- **TASK OBJECTIVE**: Rewrite the material from its start through the line containing "y-tick-label: Mid (53, 251, 76, 266)", replacing "Predicted label" with "Predicted class" and leaving everything else unchanged.

- **GIVEN INFORMATION**:
┌──
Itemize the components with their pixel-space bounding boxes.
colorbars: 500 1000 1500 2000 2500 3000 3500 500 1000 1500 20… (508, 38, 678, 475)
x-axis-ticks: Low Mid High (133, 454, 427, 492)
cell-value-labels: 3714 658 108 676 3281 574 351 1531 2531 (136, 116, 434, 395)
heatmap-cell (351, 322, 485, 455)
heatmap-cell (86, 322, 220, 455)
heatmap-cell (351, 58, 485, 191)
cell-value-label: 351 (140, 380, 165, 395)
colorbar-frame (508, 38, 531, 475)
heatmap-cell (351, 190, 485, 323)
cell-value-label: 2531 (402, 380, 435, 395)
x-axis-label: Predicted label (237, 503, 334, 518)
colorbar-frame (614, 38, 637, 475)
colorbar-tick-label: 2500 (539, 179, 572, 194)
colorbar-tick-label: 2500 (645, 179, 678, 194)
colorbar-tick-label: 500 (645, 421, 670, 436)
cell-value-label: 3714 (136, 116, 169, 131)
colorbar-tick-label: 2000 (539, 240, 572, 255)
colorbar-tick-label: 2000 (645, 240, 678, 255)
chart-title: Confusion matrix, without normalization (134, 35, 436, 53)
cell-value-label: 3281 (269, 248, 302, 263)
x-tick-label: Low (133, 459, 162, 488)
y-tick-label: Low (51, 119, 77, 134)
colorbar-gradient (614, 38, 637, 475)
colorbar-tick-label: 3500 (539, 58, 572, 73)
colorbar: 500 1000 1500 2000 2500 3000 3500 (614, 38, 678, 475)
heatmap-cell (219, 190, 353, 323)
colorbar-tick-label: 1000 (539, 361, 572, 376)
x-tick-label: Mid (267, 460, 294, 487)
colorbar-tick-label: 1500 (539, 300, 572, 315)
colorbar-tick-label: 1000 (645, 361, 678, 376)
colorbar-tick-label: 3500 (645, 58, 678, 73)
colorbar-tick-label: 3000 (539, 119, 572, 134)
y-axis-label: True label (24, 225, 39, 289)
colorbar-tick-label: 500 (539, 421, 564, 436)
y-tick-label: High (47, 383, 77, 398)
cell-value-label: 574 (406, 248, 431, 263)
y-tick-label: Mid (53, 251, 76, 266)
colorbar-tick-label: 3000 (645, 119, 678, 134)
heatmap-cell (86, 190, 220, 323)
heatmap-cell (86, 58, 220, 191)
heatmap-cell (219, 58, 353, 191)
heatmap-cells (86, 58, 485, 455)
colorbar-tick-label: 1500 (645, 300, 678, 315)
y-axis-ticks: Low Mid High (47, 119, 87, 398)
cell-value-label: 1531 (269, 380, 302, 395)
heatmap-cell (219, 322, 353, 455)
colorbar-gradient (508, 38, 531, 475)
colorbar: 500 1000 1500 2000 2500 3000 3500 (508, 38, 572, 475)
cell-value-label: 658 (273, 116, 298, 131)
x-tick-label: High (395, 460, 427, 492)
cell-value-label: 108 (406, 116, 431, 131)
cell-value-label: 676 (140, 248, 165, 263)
└──
- **RESPONSE BELOW**:
Itemize the components with their pixel-space bounding boxes.
colorbars: 500 1000 1500 2000 2500 3000 3500 500 1000 1500 20… (508, 38, 678, 475)
x-axis-ticks: Low Mid High (133, 454, 427, 492)
cell-value-labels: 3714 658 108 676 3281 574 351 1531 2531 (136, 116, 434, 395)
heatmap-cell (351, 322, 485, 455)
heatmap-cell (86, 322, 220, 455)
heatmap-cell (351, 58, 485, 191)
cell-value-label: 351 (140, 380, 165, 395)
colorbar-frame (508, 38, 531, 475)
heatmap-cell (351, 190, 485, 323)
cell-value-label: 2531 (402, 380, 435, 395)
x-axis-label: Predicted class (237, 503, 334, 518)
colorbar-frame (614, 38, 637, 475)
colorbar-tick-label: 2500 (539, 179, 572, 194)
colorbar-tick-label: 2500 (645, 179, 678, 194)
colorbar-tick-label: 500 (645, 421, 670, 436)
cell-value-label: 3714 (136, 116, 169, 131)
colorbar-tick-label: 2000 (539, 240, 572, 255)
colorbar-tick-label: 2000 (645, 240, 678, 255)
chart-title: Confusion matrix, without normalization (134, 35, 436, 53)
cell-value-label: 3281 (269, 248, 302, 263)
x-tick-label: Low (133, 459, 162, 488)
y-tick-label: Low (51, 119, 77, 134)
colorbar-gradient (614, 38, 637, 475)
colorbar-tick-label: 3500 (539, 58, 572, 73)
colorbar: 500 1000 1500 2000 2500 3000 3500 (614, 38, 678, 475)
heatmap-cell (219, 190, 353, 323)
colorbar-tick-label: 1000 (539, 361, 572, 376)
x-tick-label: Mid (267, 460, 294, 487)
colorbar-tick-label: 1500 (539, 300, 572, 315)
colorbar-tick-label: 1000 (645, 361, 678, 376)
colorbar-tick-label: 3500 (645, 58, 678, 73)
colorbar-tick-label: 3000 (539, 119, 572, 134)
y-axis-label: True label (24, 225, 39, 289)
colorbar-tick-label: 500 (539, 421, 564, 436)
y-tick-label: High (47, 383, 77, 398)
cell-value-label: 574 (406, 248, 431, 263)
y-tick-label: Mid (53, 251, 76, 266)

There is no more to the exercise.